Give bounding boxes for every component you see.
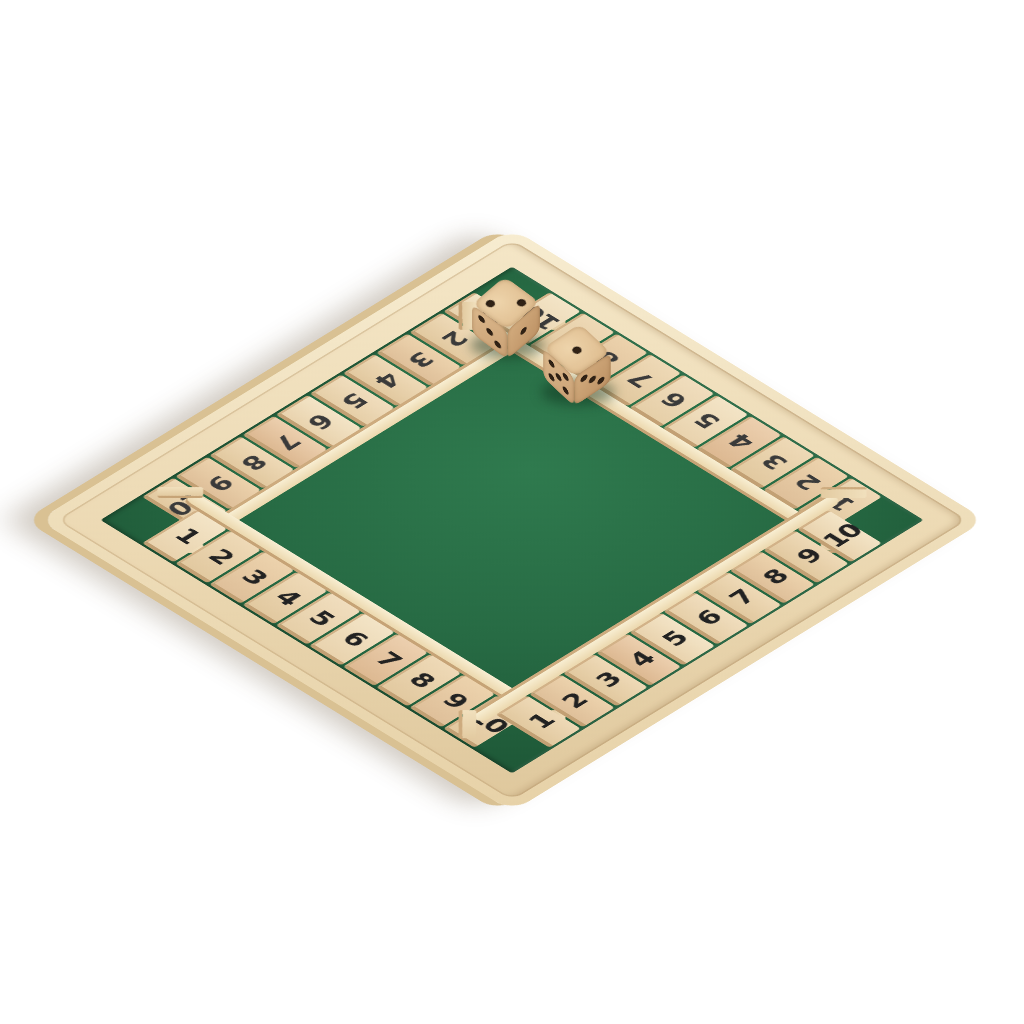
tile-number: 8 <box>404 669 440 691</box>
tile-number: 4 <box>370 369 406 391</box>
tile-number: 5 <box>303 607 339 629</box>
tile-number: 3 <box>237 566 273 588</box>
die-pip <box>549 372 555 383</box>
tile-number: 5 <box>337 389 373 411</box>
tile-number: 4 <box>270 586 306 608</box>
tile-number: 3 <box>757 451 793 473</box>
die-pip <box>515 298 528 308</box>
rail-wedge <box>821 487 867 498</box>
tile-number: 5 <box>657 628 693 650</box>
die-pip <box>589 374 596 384</box>
die-pip <box>563 372 569 383</box>
tile-number: 1 <box>523 710 559 732</box>
tile-number: 9 <box>791 545 827 567</box>
tile-number: 6 <box>657 389 693 411</box>
tile-number: 1 <box>170 525 206 547</box>
die-2-cube <box>559 338 596 392</box>
tile-number: 9 <box>437 689 473 711</box>
die-pip <box>597 376 604 386</box>
tile-number: 6 <box>337 628 373 650</box>
die-pip <box>581 373 588 383</box>
tile-number: 2 <box>203 545 239 567</box>
tile-number: 7 <box>724 586 760 608</box>
tile-number: 7 <box>370 648 406 670</box>
tile-number: 2 <box>557 689 593 711</box>
die-pip <box>484 299 497 309</box>
die-pip <box>520 326 526 337</box>
tile-number: 7 <box>270 431 306 453</box>
tile-number: 8 <box>237 451 273 473</box>
die-pip <box>478 314 485 324</box>
die-pip <box>486 327 493 337</box>
tile-number: 6 <box>303 410 339 432</box>
die-1-cube <box>490 289 523 346</box>
tile-number: 3 <box>404 348 440 370</box>
tile-number: 2 <box>437 328 473 350</box>
product-photo-stage: 12345678910 10987654321 12345678910 1098… <box>0 0 1024 1024</box>
tile-number: 4 <box>624 648 660 670</box>
rail-wedge <box>458 710 476 738</box>
tile-number: 5 <box>690 410 726 432</box>
die-pip <box>494 339 501 349</box>
die-pip <box>549 358 555 369</box>
die-pip <box>571 345 584 355</box>
tile-number: 9 <box>203 472 239 494</box>
die-pip <box>563 385 569 396</box>
tile-number: 8 <box>757 566 793 588</box>
die-pip <box>556 372 562 383</box>
tile-number: 3 <box>590 669 626 691</box>
tile-number: 6 <box>690 607 726 629</box>
tile-number: 7 <box>624 369 660 391</box>
tile-number: 4 <box>724 431 760 453</box>
rail-wedge <box>157 487 203 498</box>
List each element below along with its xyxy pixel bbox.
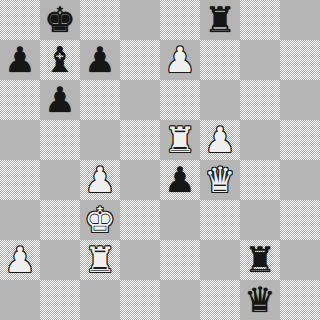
piece-black-pawn[interactable]: ♟ xyxy=(44,80,75,120)
square-f6[interactable] xyxy=(200,80,240,120)
square-a8[interactable] xyxy=(0,0,40,40)
square-d2[interactable] xyxy=(120,240,160,280)
piece-black-rook[interactable]: ♜ xyxy=(204,0,235,40)
square-c2[interactable]: ♜ xyxy=(80,240,120,280)
square-g3[interactable] xyxy=(240,200,280,240)
square-d6[interactable] xyxy=(120,80,160,120)
piece-white-rook[interactable]: ♜ xyxy=(84,240,115,280)
square-f8[interactable]: ♜ xyxy=(200,0,240,40)
piece-black-bishop[interactable]: ♝ xyxy=(44,40,75,80)
piece-white-king[interactable]: ♚ xyxy=(84,200,115,240)
square-b3[interactable] xyxy=(40,200,80,240)
square-b5[interactable] xyxy=(40,120,80,160)
square-f1[interactable] xyxy=(200,280,240,320)
piece-white-queen[interactable]: ♛ xyxy=(204,160,235,200)
square-a4[interactable] xyxy=(0,160,40,200)
square-d8[interactable] xyxy=(120,0,160,40)
square-a1[interactable] xyxy=(0,280,40,320)
square-a2[interactable]: ♟ xyxy=(0,240,40,280)
square-c3[interactable]: ♚ xyxy=(80,200,120,240)
square-g8[interactable] xyxy=(240,0,280,40)
square-e7[interactable]: ♟ xyxy=(160,40,200,80)
square-b4[interactable] xyxy=(40,160,80,200)
piece-white-pawn[interactable]: ♟ xyxy=(84,160,115,200)
piece-black-pawn[interactable]: ♟ xyxy=(4,40,35,80)
piece-black-pawn[interactable]: ♟ xyxy=(164,160,195,200)
square-c6[interactable] xyxy=(80,80,120,120)
square-b6[interactable]: ♟ xyxy=(40,80,80,120)
square-f7[interactable] xyxy=(200,40,240,80)
square-c8[interactable] xyxy=(80,0,120,40)
square-a3[interactable] xyxy=(0,200,40,240)
square-h5[interactable] xyxy=(280,120,320,160)
square-a7[interactable]: ♟ xyxy=(0,40,40,80)
piece-black-rook[interactable]: ♜ xyxy=(244,240,275,280)
piece-white-rook[interactable]: ♜ xyxy=(164,120,195,160)
square-d1[interactable] xyxy=(120,280,160,320)
square-b1[interactable] xyxy=(40,280,80,320)
square-e6[interactable] xyxy=(160,80,200,120)
square-g5[interactable] xyxy=(240,120,280,160)
square-g1[interactable]: ♛ xyxy=(240,280,280,320)
square-c5[interactable] xyxy=(80,120,120,160)
square-d3[interactable] xyxy=(120,200,160,240)
square-b8[interactable]: ♚ xyxy=(40,0,80,40)
square-e1[interactable] xyxy=(160,280,200,320)
square-h4[interactable] xyxy=(280,160,320,200)
piece-black-queen[interactable]: ♛ xyxy=(244,280,275,320)
square-e8[interactable] xyxy=(160,0,200,40)
piece-white-pawn[interactable]: ♟ xyxy=(164,40,195,80)
square-a6[interactable] xyxy=(0,80,40,120)
square-g4[interactable] xyxy=(240,160,280,200)
square-g7[interactable] xyxy=(240,40,280,80)
square-g6[interactable] xyxy=(240,80,280,120)
piece-black-king[interactable]: ♚ xyxy=(44,0,75,40)
square-c7[interactable]: ♟ xyxy=(80,40,120,80)
piece-white-pawn[interactable]: ♟ xyxy=(204,120,235,160)
piece-black-pawn[interactable]: ♟ xyxy=(84,40,115,80)
square-h6[interactable] xyxy=(280,80,320,120)
square-b7[interactable]: ♝ xyxy=(40,40,80,80)
square-e2[interactable] xyxy=(160,240,200,280)
square-h1[interactable] xyxy=(280,280,320,320)
square-g2[interactable]: ♜ xyxy=(240,240,280,280)
chess-board: ♚♜♟♝♟♟♟♜♟♟♟♛♚♟♜♜♛ xyxy=(0,0,320,320)
square-f3[interactable] xyxy=(200,200,240,240)
square-h8[interactable] xyxy=(280,0,320,40)
square-f4[interactable]: ♛ xyxy=(200,160,240,200)
square-h2[interactable] xyxy=(280,240,320,280)
square-b2[interactable] xyxy=(40,240,80,280)
square-e3[interactable] xyxy=(160,200,200,240)
square-e5[interactable]: ♜ xyxy=(160,120,200,160)
square-d5[interactable] xyxy=(120,120,160,160)
square-h7[interactable] xyxy=(280,40,320,80)
square-h3[interactable] xyxy=(280,200,320,240)
square-c1[interactable] xyxy=(80,280,120,320)
square-e4[interactable]: ♟ xyxy=(160,160,200,200)
square-d4[interactable] xyxy=(120,160,160,200)
piece-white-pawn[interactable]: ♟ xyxy=(4,240,35,280)
square-c4[interactable]: ♟ xyxy=(80,160,120,200)
square-d7[interactable] xyxy=(120,40,160,80)
square-a5[interactable] xyxy=(0,120,40,160)
square-f5[interactable]: ♟ xyxy=(200,120,240,160)
square-f2[interactable] xyxy=(200,240,240,280)
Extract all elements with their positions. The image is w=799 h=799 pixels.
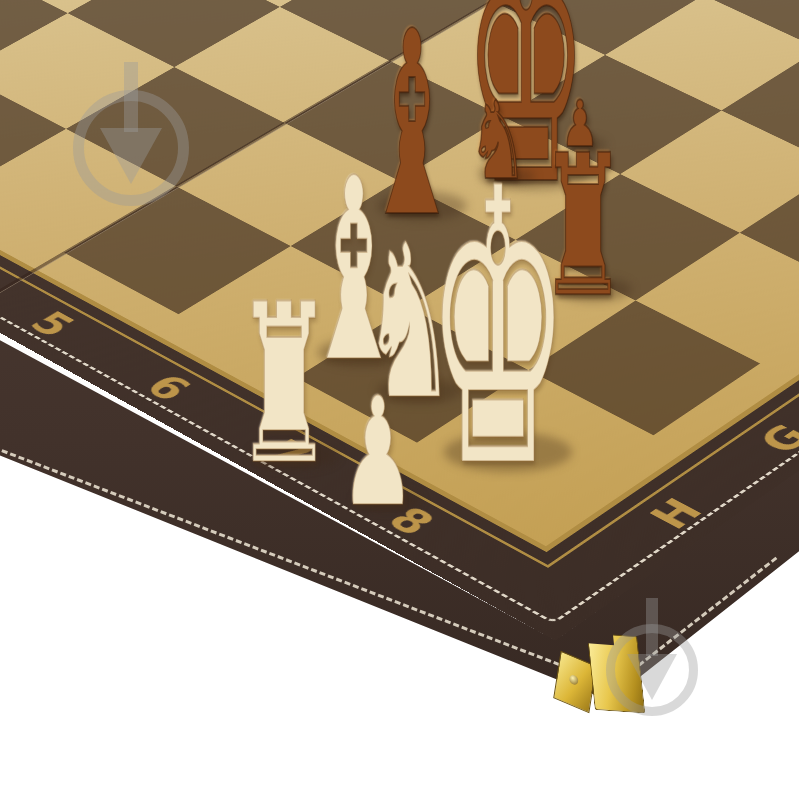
clasp-screw-icon xyxy=(569,674,579,687)
chess-set-photo: 12345678 ABCDEFGH ♚♜♝♞♟♚♜♝♞♟ xyxy=(0,0,799,799)
clasp-latch xyxy=(587,632,646,713)
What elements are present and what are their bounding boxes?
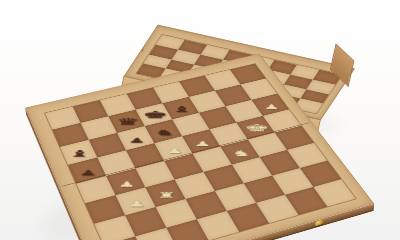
board-square (215, 183, 256, 211)
white-king-piece: ♚ (244, 123, 271, 133)
board-square (164, 154, 203, 180)
black-queen-piece: ♛ (115, 117, 140, 126)
board-square (300, 161, 341, 187)
board-square (285, 187, 327, 215)
black-knight-piece: ♞ (154, 129, 175, 137)
black-king-piece: ♚ (142, 110, 168, 120)
board-square (106, 168, 145, 195)
board-square (156, 199, 197, 228)
product-photo-scene: ♛♚♝♝♟♞♟♟♟♟♚♟♞♟♜ (0, 0, 400, 240)
board-square (125, 207, 166, 236)
board-square (115, 187, 155, 215)
black-pawn-piece: ♟ (128, 137, 145, 144)
board-square (313, 179, 355, 206)
board-square (232, 157, 272, 183)
board-square (166, 219, 208, 240)
board-square (145, 180, 185, 207)
board-square (94, 215, 135, 240)
board-square (68, 158, 106, 184)
brass-clasp-icon (315, 219, 324, 226)
board-square (135, 228, 177, 240)
black-bishop-piece: ♝ (171, 105, 193, 113)
white-pawn-piece: ♟ (194, 140, 211, 147)
board-square (135, 161, 174, 187)
white-pawn-piece: ♟ (263, 104, 280, 110)
board-square (76, 176, 115, 203)
board-square (227, 203, 269, 232)
white-pawn-piece: ♟ (166, 147, 183, 154)
board-square (97, 150, 135, 176)
board-square (244, 176, 285, 203)
board-square (197, 211, 239, 240)
board-square (175, 172, 215, 199)
board-square (104, 236, 146, 240)
board-square (203, 165, 243, 192)
board-square (256, 195, 298, 223)
board-square (272, 168, 313, 195)
board-square (260, 150, 300, 176)
board-square (185, 191, 226, 219)
board-square (85, 195, 125, 223)
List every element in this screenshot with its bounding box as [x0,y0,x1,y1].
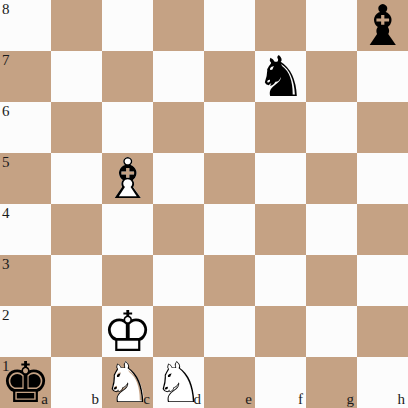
file-label-h: h [398,392,406,407]
chess-board: 8♝7♞65♝♗432♚♔1a♚bc♞♘d♞♘efgh [0,0,408,408]
square-b8[interactable] [51,0,102,51]
piece-black-knight[interactable]: ♞ [255,51,306,102]
square-c5[interactable]: ♝♗ [102,153,153,204]
square-c7[interactable] [102,51,153,102]
square-b4[interactable] [51,204,102,255]
square-f5[interactable] [255,153,306,204]
square-f6[interactable] [255,102,306,153]
square-h2[interactable] [357,306,408,357]
square-g4[interactable] [306,204,357,255]
square-e2[interactable] [204,306,255,357]
square-a6[interactable]: 6 [0,102,51,153]
black-knight-icon: ♞ [255,51,306,102]
square-g5[interactable] [306,153,357,204]
square-b3[interactable] [51,255,102,306]
rank-label-1: 1 [2,359,10,374]
square-e3[interactable] [204,255,255,306]
square-d1[interactable]: d♞♘ [153,357,204,408]
rank-label-7: 7 [2,53,10,68]
square-d8[interactable] [153,0,204,51]
square-h1[interactable]: h [357,357,408,408]
square-d5[interactable] [153,153,204,204]
square-d6[interactable] [153,102,204,153]
square-g6[interactable] [306,102,357,153]
square-d7[interactable] [153,51,204,102]
square-a1[interactable]: 1a♚ [0,357,51,408]
square-f3[interactable] [255,255,306,306]
square-e8[interactable] [204,0,255,51]
file-label-e: e [245,392,252,407]
file-label-a: a [41,392,48,407]
square-g8[interactable] [306,0,357,51]
square-e6[interactable] [204,102,255,153]
square-f1[interactable]: f [255,357,306,408]
square-g3[interactable] [306,255,357,306]
square-e5[interactable] [204,153,255,204]
rank-label-6: 6 [2,104,10,119]
square-h3[interactable] [357,255,408,306]
square-b6[interactable] [51,102,102,153]
rank-label-2: 2 [2,308,10,323]
square-b5[interactable] [51,153,102,204]
square-f4[interactable] [255,204,306,255]
file-label-g: g [347,392,355,407]
square-a5[interactable]: 5 [0,153,51,204]
square-c1[interactable]: c♞♘ [102,357,153,408]
square-h7[interactable] [357,51,408,102]
square-a8[interactable]: 8 [0,0,51,51]
square-g2[interactable] [306,306,357,357]
file-label-d: d [194,392,202,407]
white-bishop-icon: ♗ [102,153,153,204]
square-e4[interactable] [204,204,255,255]
piece-black-bishop[interactable]: ♝ [357,0,408,51]
square-g7[interactable] [306,51,357,102]
square-h5[interactable] [357,153,408,204]
square-h6[interactable] [357,102,408,153]
rank-label-8: 8 [2,2,10,17]
square-e1[interactable]: e [204,357,255,408]
piece-white-bishop[interactable]: ♝♗ [102,153,153,204]
square-d4[interactable] [153,204,204,255]
rank-label-4: 4 [2,206,10,221]
square-b1[interactable]: b [51,357,102,408]
square-h4[interactable] [357,204,408,255]
square-f2[interactable] [255,306,306,357]
black-bishop-icon: ♝ [357,0,408,51]
file-label-c: c [143,392,150,407]
square-c8[interactable] [102,0,153,51]
square-a3[interactable]: 3 [0,255,51,306]
square-a7[interactable]: 7 [0,51,51,102]
square-a4[interactable]: 4 [0,204,51,255]
file-label-b: b [92,392,100,407]
square-c4[interactable] [102,204,153,255]
square-e7[interactable] [204,51,255,102]
square-b7[interactable] [51,51,102,102]
file-label-f: f [298,392,303,407]
square-d3[interactable] [153,255,204,306]
square-g1[interactable]: g [306,357,357,408]
rank-label-5: 5 [2,155,10,170]
square-f7[interactable]: ♞ [255,51,306,102]
square-b2[interactable] [51,306,102,357]
square-h8[interactable]: ♝ [357,0,408,51]
rank-label-3: 3 [2,257,10,272]
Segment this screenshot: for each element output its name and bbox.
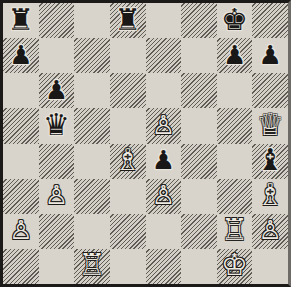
square-e7 <box>146 38 182 73</box>
square-c1: ♖ <box>74 249 110 284</box>
black-pawn: ♟ <box>45 77 68 103</box>
square-g7: ♟ <box>217 38 253 73</box>
square-e1 <box>146 249 182 284</box>
white-bishop: ♗ <box>114 145 141 175</box>
square-h5: ♕ <box>252 108 288 143</box>
black-pawn: ♟ <box>9 42 32 68</box>
square-e5: ♙ <box>146 108 182 143</box>
square-e2 <box>146 214 182 249</box>
black-rook: ♜ <box>114 5 141 35</box>
white-pawn: ♙ <box>152 182 175 208</box>
white-queen: ♕ <box>257 110 284 140</box>
square-d6 <box>110 73 146 108</box>
square-c8 <box>74 3 110 38</box>
square-e3: ♙ <box>146 179 182 214</box>
white-pawn: ♙ <box>152 112 175 138</box>
square-h7: ♟ <box>252 38 288 73</box>
square-f6 <box>181 73 217 108</box>
square-a5 <box>3 108 39 143</box>
square-a3 <box>3 179 39 214</box>
black-rook: ♜ <box>7 5 34 35</box>
black-queen: ♛ <box>43 110 70 140</box>
square-b7 <box>39 38 75 73</box>
black-king: ♚ <box>221 5 248 35</box>
square-h2: ♙ <box>252 214 288 249</box>
square-d1 <box>110 249 146 284</box>
white-pawn: ♙ <box>9 217 32 243</box>
square-b3: ♙ <box>39 179 75 214</box>
white-pawn: ♙ <box>259 217 282 243</box>
square-b6: ♟ <box>39 73 75 108</box>
black-bishop: ♝ <box>257 145 284 175</box>
square-f7 <box>181 38 217 73</box>
square-d4: ♗ <box>110 144 146 179</box>
square-h1 <box>252 249 288 284</box>
square-a7: ♟ <box>3 38 39 73</box>
square-c4 <box>74 144 110 179</box>
white-rook: ♖ <box>221 215 248 245</box>
square-d8: ♜ <box>110 3 146 38</box>
square-c7 <box>74 38 110 73</box>
square-g4 <box>217 144 253 179</box>
square-g8: ♚ <box>217 3 253 38</box>
square-f3 <box>181 179 217 214</box>
white-bishop: ♗ <box>257 180 284 210</box>
chess-board: ♜♜♚♟♟♟♟♛♙♕♗♟♝♙♙♗♙♖♙♖♔ <box>0 0 291 287</box>
square-b4 <box>39 144 75 179</box>
square-e6 <box>146 73 182 108</box>
square-d5 <box>110 108 146 143</box>
square-g2: ♖ <box>217 214 253 249</box>
square-c5 <box>74 108 110 143</box>
white-rook: ♖ <box>79 250 106 280</box>
square-c6 <box>74 73 110 108</box>
square-g3 <box>217 179 253 214</box>
square-b5: ♛ <box>39 108 75 143</box>
square-f4 <box>181 144 217 179</box>
square-e4: ♟ <box>146 144 182 179</box>
chess-diagram: ♜♜♚♟♟♟♟♛♙♕♗♟♝♙♙♗♙♖♙♖♔ <box>0 0 291 287</box>
square-h4: ♝ <box>252 144 288 179</box>
square-d3 <box>110 179 146 214</box>
square-c3 <box>74 179 110 214</box>
square-g6 <box>217 73 253 108</box>
square-a6 <box>3 73 39 108</box>
square-f5 <box>181 108 217 143</box>
square-a1 <box>3 249 39 284</box>
square-c2 <box>74 214 110 249</box>
black-pawn: ♟ <box>152 147 175 173</box>
square-h6 <box>252 73 288 108</box>
square-a4 <box>3 144 39 179</box>
square-f2 <box>181 214 217 249</box>
square-b1 <box>39 249 75 284</box>
square-f1 <box>181 249 217 284</box>
black-pawn: ♟ <box>223 42 246 68</box>
square-b2 <box>39 214 75 249</box>
square-b8 <box>39 3 75 38</box>
square-g5 <box>217 108 253 143</box>
square-a8: ♜ <box>3 3 39 38</box>
square-f8 <box>181 3 217 38</box>
square-h3: ♗ <box>252 179 288 214</box>
square-g1: ♔ <box>217 249 253 284</box>
white-pawn: ♙ <box>45 182 68 208</box>
square-e8 <box>146 3 182 38</box>
black-pawn: ♟ <box>259 42 282 68</box>
square-h8 <box>252 3 288 38</box>
white-king: ♔ <box>221 250 248 280</box>
square-a2: ♙ <box>3 214 39 249</box>
square-d2 <box>110 214 146 249</box>
square-d7 <box>110 38 146 73</box>
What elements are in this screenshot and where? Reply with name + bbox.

::::

◆ **Your objective**:
Rewrite the records starting at the line containing "board-square (215, 183, 256, 211)" and ending at the line containing "board-square (285, 187, 327, 215)", changing each "board-square" to "chess-square" and keeping everything else the same.

◆ **Output for this exercise**:
chess-square (215, 183, 256, 211)
white-king-piece: ♚ (244, 123, 271, 133)
chess-square (164, 154, 203, 180)
black-queen-piece: ♛ (115, 117, 140, 126)
chess-square (300, 161, 341, 187)
chess-square (285, 187, 327, 215)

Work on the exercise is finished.